Figure dataset records
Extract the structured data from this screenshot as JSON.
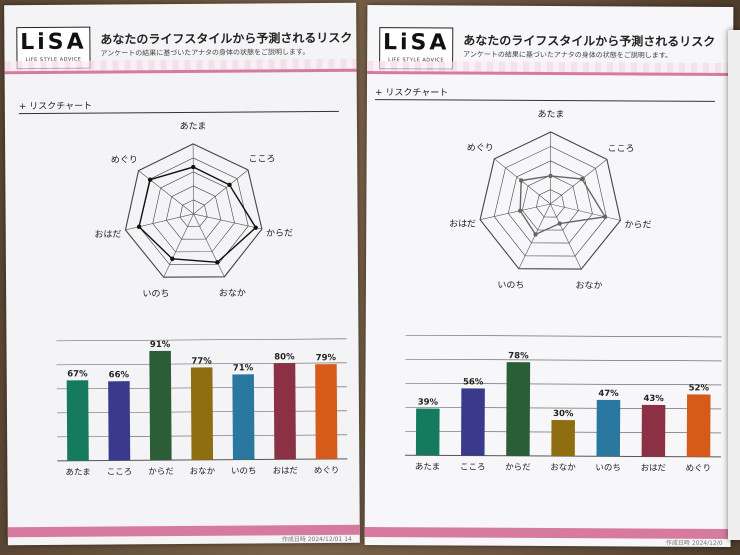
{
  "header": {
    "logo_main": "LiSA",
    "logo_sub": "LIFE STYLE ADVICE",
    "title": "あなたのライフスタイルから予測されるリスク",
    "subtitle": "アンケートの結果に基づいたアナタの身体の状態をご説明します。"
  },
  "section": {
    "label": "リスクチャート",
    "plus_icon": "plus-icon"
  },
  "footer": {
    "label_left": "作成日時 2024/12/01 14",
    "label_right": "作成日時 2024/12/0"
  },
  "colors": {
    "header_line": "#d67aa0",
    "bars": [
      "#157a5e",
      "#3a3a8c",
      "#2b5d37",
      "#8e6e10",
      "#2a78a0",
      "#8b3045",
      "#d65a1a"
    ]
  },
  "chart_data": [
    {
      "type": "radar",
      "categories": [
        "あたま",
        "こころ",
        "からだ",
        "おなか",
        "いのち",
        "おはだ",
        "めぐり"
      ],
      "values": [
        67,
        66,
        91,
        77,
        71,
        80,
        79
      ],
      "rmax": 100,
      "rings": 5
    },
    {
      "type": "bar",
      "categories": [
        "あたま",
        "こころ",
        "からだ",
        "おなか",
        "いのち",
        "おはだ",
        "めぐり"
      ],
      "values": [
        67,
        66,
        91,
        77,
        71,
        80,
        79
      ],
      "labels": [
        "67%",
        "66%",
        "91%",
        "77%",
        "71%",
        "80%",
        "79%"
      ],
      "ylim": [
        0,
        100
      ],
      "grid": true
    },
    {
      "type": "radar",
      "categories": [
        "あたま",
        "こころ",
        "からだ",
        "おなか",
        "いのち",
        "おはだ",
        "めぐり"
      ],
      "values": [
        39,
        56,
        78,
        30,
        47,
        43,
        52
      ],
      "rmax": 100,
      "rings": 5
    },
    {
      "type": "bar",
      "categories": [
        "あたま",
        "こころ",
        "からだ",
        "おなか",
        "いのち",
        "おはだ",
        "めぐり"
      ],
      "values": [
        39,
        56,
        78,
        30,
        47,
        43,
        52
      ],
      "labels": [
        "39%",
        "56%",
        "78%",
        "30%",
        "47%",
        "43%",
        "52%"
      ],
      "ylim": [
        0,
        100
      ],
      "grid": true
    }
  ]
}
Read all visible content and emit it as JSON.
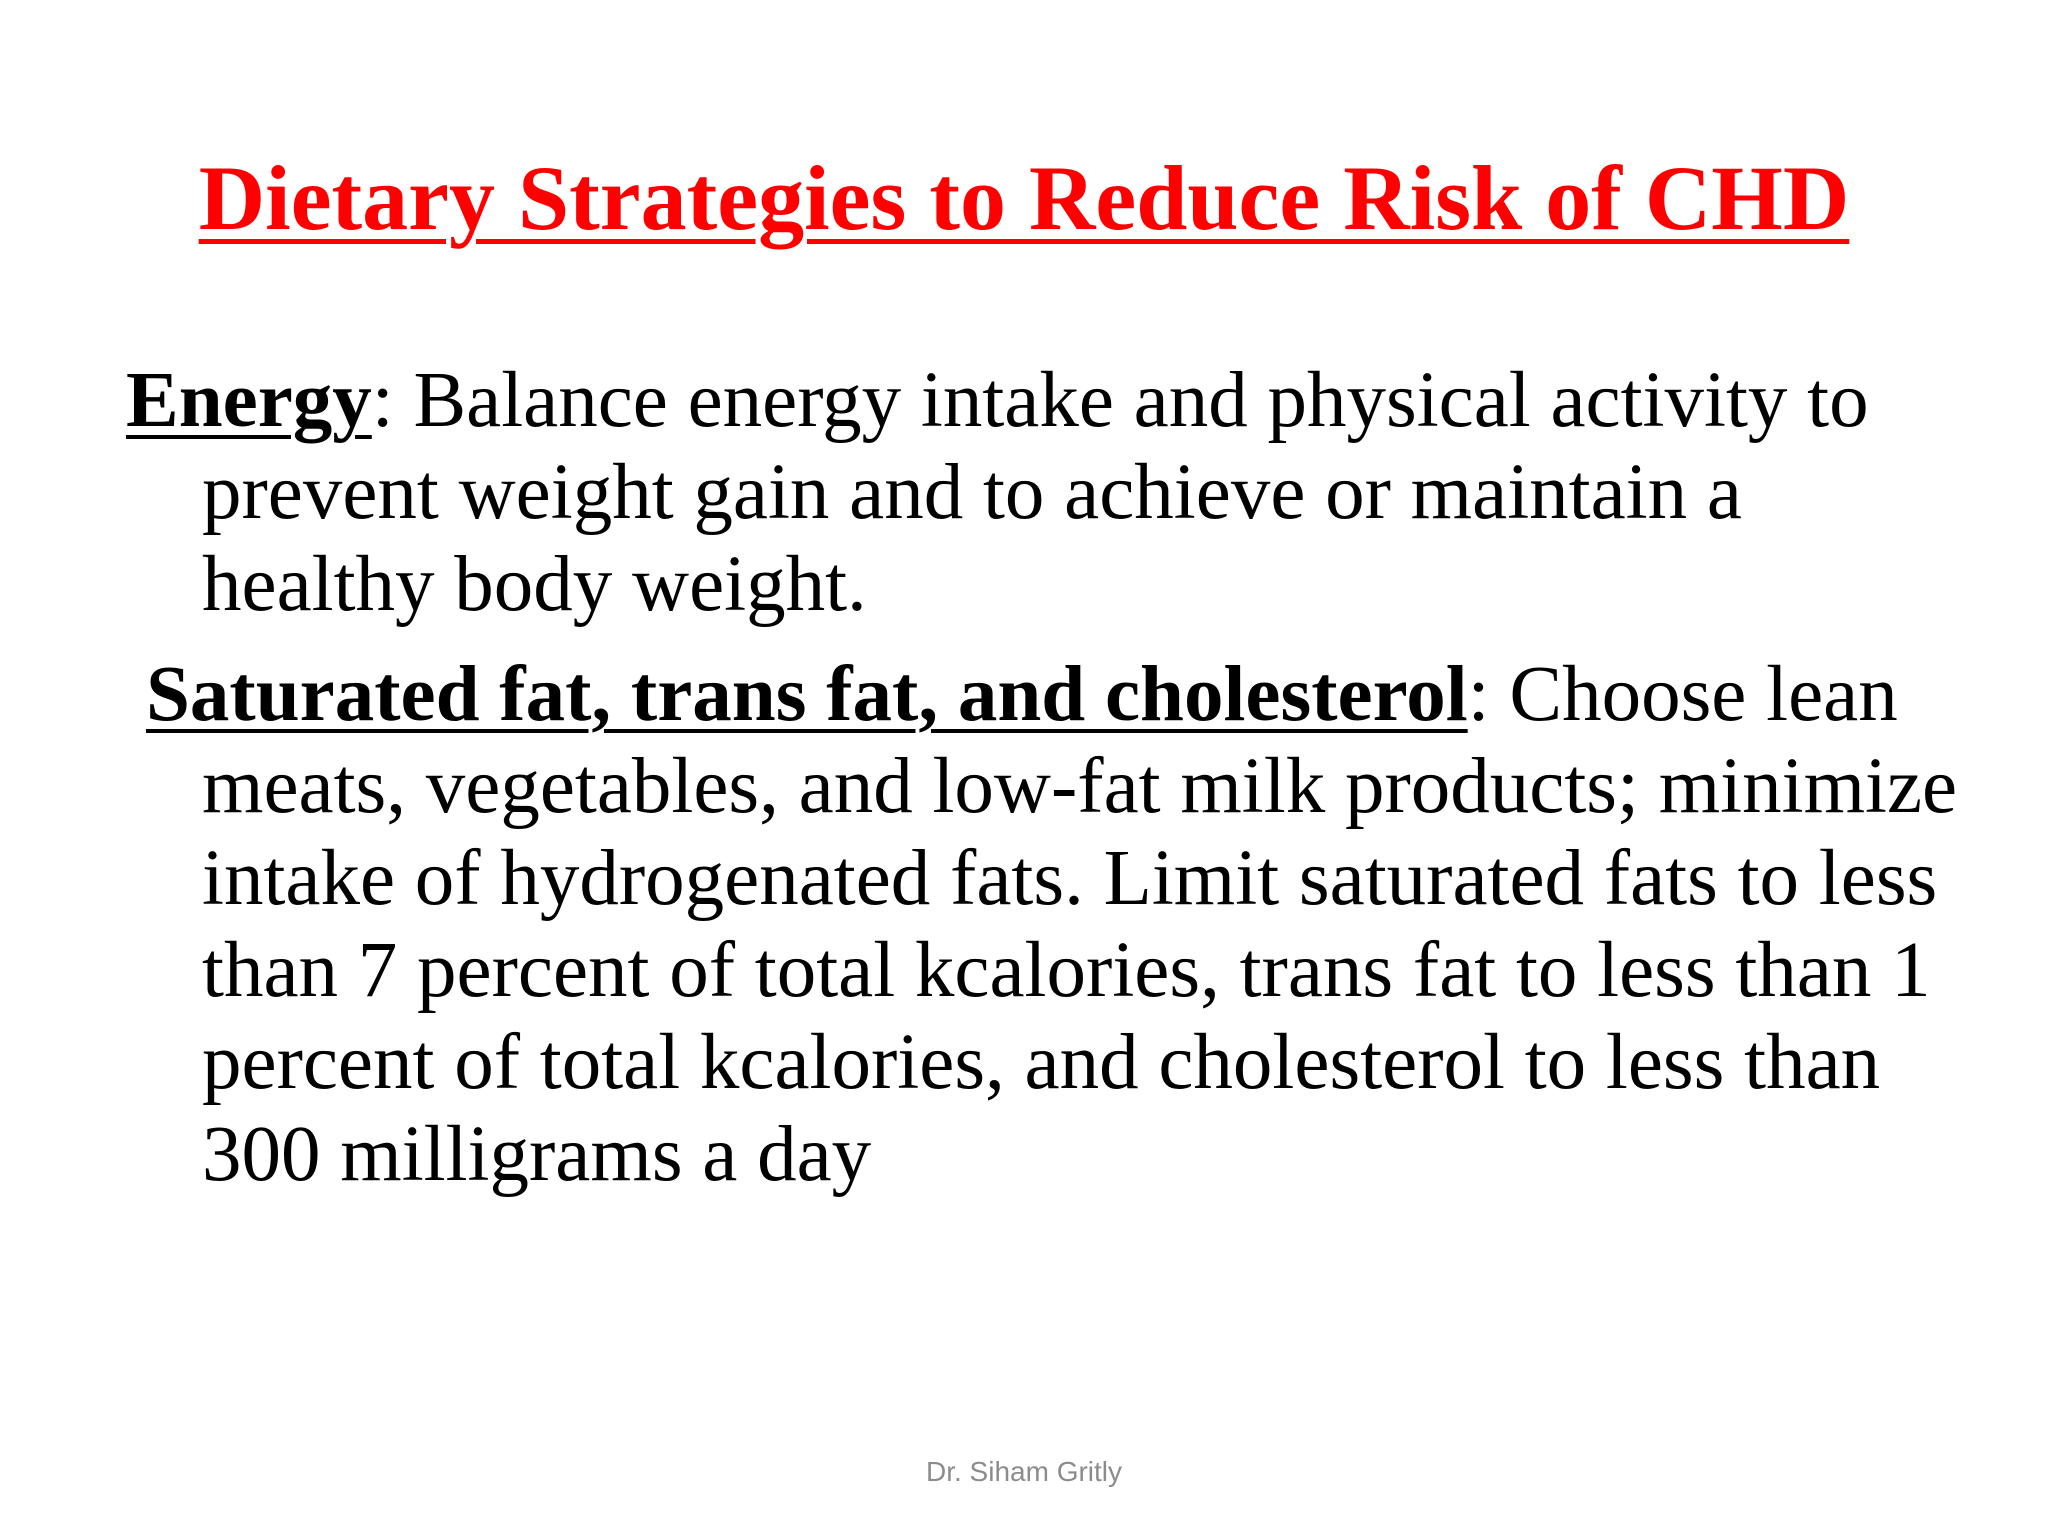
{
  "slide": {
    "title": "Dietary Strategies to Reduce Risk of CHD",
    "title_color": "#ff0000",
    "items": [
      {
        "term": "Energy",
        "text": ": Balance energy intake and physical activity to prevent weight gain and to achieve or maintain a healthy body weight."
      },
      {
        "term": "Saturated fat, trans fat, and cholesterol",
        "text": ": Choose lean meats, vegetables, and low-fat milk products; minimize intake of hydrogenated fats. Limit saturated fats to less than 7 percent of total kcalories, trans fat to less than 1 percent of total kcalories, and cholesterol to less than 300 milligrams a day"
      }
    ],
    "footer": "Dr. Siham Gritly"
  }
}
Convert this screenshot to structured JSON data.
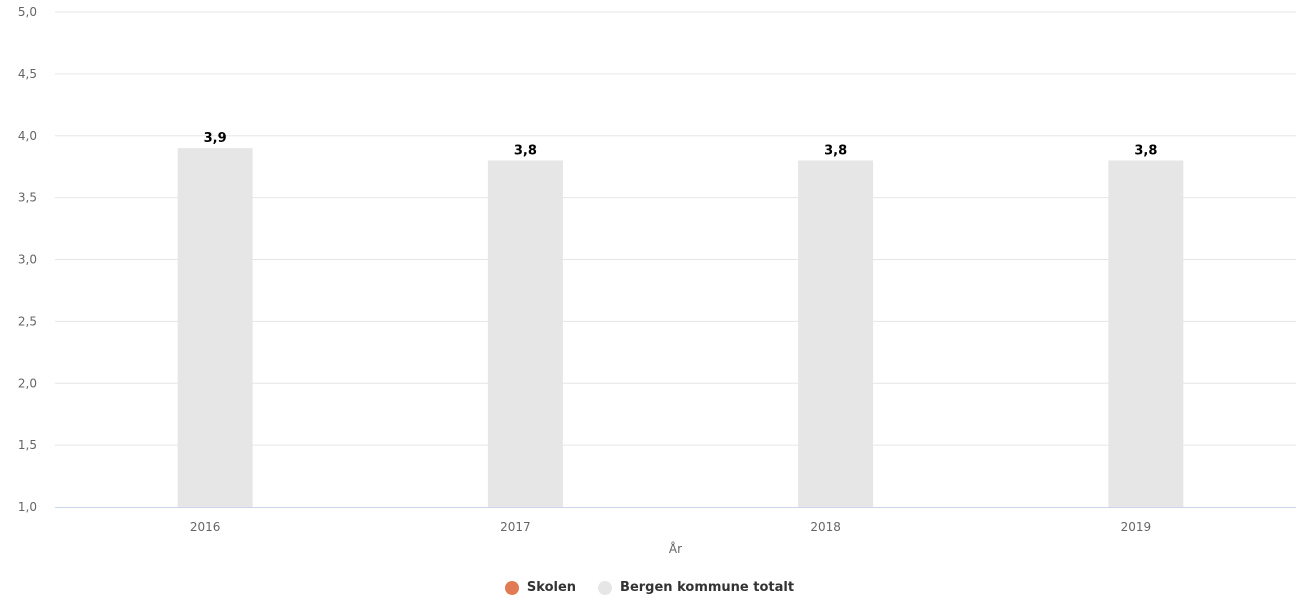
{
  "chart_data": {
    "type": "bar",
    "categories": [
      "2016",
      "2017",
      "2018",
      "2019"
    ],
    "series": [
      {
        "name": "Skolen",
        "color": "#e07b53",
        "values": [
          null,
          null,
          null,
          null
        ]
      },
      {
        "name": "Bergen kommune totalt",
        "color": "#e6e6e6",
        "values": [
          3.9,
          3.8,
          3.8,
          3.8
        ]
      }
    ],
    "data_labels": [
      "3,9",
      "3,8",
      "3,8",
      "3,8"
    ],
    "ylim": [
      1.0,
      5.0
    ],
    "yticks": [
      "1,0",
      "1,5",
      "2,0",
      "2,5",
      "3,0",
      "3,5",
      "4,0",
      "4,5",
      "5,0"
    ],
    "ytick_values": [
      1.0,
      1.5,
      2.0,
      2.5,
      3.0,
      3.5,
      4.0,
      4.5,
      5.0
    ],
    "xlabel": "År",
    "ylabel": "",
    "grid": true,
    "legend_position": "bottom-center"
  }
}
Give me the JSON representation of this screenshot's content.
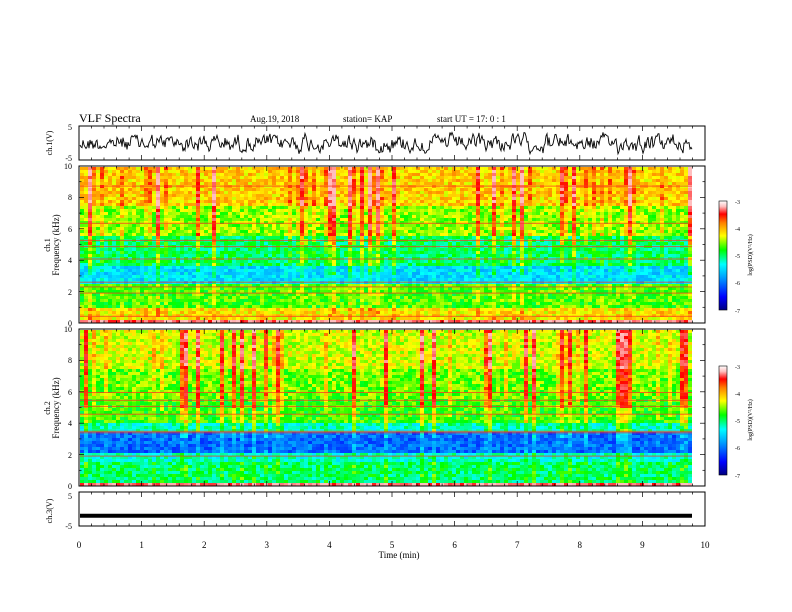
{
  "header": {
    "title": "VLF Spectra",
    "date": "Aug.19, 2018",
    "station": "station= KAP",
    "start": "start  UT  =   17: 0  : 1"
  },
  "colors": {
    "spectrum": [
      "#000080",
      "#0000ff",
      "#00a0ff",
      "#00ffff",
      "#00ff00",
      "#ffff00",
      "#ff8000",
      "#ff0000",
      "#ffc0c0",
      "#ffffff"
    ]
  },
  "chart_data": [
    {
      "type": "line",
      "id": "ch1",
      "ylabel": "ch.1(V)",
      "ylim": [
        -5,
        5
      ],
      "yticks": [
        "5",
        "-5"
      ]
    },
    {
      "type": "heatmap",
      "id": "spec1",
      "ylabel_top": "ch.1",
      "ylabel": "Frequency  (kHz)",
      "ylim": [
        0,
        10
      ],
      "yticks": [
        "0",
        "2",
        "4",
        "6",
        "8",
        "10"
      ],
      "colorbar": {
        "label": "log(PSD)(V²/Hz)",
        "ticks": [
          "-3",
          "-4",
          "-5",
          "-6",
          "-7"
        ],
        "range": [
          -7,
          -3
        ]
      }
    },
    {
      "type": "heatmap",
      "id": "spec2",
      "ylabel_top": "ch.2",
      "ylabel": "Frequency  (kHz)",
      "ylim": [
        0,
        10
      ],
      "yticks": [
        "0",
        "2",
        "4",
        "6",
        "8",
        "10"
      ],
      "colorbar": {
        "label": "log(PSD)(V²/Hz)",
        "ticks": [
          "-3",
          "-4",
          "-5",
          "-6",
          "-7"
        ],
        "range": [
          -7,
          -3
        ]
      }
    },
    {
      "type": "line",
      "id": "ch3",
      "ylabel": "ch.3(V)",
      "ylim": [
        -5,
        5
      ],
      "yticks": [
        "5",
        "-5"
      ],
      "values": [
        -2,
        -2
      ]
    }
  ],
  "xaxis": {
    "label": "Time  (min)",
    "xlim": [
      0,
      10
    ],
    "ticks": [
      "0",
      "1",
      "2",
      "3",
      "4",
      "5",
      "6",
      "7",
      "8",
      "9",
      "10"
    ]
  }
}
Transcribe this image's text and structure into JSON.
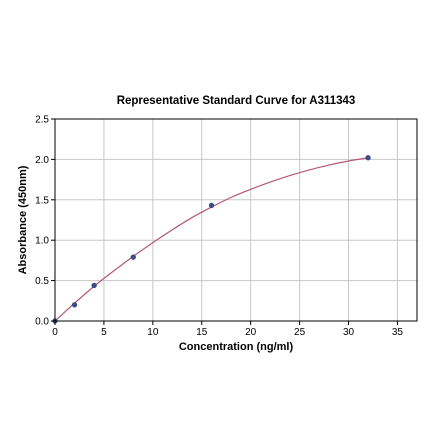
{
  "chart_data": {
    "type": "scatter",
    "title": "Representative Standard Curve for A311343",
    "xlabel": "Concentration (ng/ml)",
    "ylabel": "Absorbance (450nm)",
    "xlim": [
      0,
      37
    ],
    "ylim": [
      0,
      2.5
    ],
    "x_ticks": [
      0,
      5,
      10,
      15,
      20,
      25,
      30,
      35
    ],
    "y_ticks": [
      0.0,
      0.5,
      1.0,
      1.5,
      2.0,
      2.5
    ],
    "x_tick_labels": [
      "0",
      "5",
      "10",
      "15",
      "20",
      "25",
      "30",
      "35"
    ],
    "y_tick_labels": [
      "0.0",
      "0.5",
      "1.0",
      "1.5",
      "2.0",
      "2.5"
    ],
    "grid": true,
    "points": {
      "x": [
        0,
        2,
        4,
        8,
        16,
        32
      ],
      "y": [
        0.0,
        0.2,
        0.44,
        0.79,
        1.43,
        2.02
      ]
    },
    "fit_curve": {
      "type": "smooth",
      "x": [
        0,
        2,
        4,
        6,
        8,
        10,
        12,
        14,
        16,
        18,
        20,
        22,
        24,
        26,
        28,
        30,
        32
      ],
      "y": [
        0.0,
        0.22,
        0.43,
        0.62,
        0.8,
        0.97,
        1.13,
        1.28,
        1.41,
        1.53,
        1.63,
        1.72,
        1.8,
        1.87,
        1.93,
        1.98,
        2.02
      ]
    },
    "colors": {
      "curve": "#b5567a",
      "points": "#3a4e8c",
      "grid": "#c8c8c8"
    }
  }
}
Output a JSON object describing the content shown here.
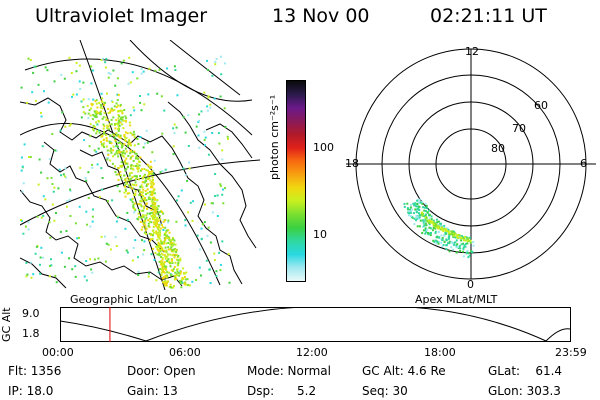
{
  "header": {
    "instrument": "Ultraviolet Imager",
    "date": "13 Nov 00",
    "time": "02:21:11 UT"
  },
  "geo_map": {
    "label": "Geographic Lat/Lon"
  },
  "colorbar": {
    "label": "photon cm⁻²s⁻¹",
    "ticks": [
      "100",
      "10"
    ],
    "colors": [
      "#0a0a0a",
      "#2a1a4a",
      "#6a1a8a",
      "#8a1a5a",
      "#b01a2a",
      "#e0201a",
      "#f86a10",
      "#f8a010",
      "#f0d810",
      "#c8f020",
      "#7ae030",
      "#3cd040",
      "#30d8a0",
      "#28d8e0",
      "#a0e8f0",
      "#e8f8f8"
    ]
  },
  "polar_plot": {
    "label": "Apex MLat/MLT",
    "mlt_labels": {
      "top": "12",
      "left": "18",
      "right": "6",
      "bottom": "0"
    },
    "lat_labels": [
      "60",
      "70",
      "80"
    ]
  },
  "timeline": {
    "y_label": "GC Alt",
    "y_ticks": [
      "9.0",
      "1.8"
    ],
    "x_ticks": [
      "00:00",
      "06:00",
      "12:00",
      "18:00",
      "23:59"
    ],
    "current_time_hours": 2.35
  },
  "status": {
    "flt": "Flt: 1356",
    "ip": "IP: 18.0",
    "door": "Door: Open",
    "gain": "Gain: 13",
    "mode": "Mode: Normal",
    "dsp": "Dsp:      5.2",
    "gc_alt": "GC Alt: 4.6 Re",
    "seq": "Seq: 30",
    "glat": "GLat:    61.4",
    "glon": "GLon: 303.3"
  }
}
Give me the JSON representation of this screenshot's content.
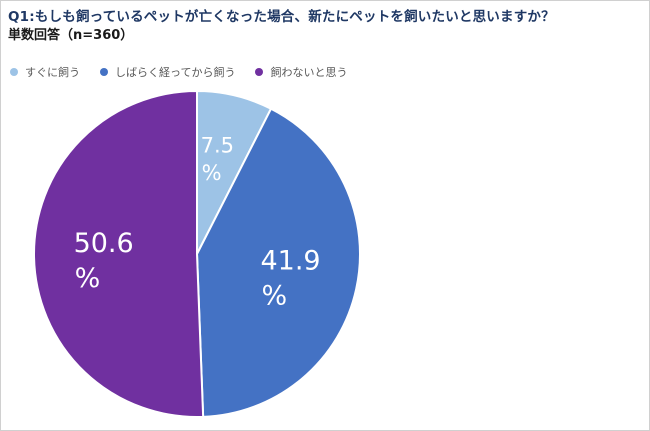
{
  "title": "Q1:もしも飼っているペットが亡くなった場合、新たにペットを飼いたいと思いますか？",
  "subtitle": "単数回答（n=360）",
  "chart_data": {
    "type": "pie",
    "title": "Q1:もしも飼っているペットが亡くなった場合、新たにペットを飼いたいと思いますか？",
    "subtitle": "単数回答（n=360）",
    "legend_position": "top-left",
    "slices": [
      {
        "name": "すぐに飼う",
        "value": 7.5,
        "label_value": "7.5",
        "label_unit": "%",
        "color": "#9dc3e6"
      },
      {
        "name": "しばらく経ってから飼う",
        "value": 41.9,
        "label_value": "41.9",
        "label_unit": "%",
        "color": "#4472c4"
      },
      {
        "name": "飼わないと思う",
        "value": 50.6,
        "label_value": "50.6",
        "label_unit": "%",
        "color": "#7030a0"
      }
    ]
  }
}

(To be done):
In the records above, find each line that holds the word "structured"; copy all such lines.

(Result of this task):
Extract the structured data from this screenshot as JSON.
Convert this screenshot to structured JSON data.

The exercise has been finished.